TASK BRIEF —
Separate out the lines that hold "внутригородским".

(Dataset items)
>>>>
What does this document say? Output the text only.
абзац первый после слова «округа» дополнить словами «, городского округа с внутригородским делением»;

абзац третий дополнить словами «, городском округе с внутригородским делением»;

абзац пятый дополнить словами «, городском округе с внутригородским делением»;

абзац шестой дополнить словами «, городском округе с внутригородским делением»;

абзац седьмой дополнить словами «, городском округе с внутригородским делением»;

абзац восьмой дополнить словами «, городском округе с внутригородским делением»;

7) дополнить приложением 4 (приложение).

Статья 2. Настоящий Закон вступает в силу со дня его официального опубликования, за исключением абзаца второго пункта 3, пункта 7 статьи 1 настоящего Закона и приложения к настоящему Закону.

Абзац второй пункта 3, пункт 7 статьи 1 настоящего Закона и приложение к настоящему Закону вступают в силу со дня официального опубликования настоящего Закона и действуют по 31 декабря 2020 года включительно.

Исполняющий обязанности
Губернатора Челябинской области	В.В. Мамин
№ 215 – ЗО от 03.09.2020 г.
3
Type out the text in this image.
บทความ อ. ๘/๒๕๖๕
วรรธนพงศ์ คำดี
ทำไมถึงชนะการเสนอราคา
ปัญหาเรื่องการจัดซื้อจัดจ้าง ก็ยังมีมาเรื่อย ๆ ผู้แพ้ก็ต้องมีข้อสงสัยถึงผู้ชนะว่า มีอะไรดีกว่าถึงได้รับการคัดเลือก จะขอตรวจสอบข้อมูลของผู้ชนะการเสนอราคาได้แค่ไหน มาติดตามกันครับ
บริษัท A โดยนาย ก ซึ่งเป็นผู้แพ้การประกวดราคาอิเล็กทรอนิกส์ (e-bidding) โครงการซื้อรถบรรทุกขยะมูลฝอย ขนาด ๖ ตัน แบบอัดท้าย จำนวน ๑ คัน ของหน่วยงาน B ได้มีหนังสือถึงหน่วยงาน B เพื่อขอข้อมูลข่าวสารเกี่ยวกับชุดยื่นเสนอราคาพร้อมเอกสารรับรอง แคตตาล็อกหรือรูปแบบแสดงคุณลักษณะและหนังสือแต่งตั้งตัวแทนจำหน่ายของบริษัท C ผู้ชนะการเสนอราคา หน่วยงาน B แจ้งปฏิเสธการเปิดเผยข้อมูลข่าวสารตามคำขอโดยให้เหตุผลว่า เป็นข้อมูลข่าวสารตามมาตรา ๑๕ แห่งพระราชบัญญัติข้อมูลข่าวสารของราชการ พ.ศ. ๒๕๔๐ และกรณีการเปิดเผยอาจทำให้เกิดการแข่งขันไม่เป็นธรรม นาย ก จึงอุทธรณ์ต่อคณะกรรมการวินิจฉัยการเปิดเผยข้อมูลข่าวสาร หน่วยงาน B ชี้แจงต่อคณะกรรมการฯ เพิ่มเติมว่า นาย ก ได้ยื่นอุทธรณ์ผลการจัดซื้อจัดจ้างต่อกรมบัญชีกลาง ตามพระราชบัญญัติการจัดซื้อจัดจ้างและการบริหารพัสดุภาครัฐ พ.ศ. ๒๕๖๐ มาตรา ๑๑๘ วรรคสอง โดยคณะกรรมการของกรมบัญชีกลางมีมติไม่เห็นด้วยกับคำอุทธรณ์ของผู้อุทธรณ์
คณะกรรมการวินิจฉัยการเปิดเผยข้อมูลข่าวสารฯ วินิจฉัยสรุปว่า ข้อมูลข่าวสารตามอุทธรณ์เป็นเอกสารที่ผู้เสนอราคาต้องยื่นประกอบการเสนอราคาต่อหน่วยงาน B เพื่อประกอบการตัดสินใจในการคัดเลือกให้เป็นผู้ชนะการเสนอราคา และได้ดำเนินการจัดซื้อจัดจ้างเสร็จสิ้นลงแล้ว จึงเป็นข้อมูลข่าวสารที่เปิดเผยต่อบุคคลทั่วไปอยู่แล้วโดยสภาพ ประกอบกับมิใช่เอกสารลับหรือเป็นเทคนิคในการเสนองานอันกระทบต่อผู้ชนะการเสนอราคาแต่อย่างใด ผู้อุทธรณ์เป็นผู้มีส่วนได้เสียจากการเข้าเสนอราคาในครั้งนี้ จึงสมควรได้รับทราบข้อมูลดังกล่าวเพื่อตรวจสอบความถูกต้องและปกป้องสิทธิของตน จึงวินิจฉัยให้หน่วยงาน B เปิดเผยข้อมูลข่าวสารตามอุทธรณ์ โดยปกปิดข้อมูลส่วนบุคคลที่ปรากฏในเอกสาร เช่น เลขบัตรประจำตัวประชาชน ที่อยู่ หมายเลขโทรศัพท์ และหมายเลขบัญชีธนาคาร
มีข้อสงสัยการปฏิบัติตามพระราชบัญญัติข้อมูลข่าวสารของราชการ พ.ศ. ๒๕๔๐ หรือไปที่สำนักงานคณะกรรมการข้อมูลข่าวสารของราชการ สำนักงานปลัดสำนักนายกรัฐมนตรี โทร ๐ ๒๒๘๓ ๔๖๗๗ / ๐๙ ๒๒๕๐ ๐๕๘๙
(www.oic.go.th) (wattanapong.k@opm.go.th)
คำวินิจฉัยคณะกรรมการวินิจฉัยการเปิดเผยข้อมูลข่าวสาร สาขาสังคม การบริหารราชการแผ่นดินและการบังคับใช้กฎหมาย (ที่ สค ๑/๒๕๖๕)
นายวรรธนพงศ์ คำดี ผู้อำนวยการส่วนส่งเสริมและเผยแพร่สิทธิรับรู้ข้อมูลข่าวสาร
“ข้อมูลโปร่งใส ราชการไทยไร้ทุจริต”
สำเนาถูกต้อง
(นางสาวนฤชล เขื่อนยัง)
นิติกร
<<<<
PROBLEM SOLUTION —
абзац первый после слова «округа» дополнить словами «, городского округа с внутригородским делением»;
абзац третий дополнить словами «, городском округе с внутригородским делением»;
абзац пятый дополнить словами «, городском округе с внутригородским делением»;
абзац шестой дополнить словами «, городском округе с внутригородским делением»;
абзац седьмой дополнить словами «, городском округе с внутригородским делением»;
абзац восьмой дополнить словами «, городском округе с внутригородским делением»;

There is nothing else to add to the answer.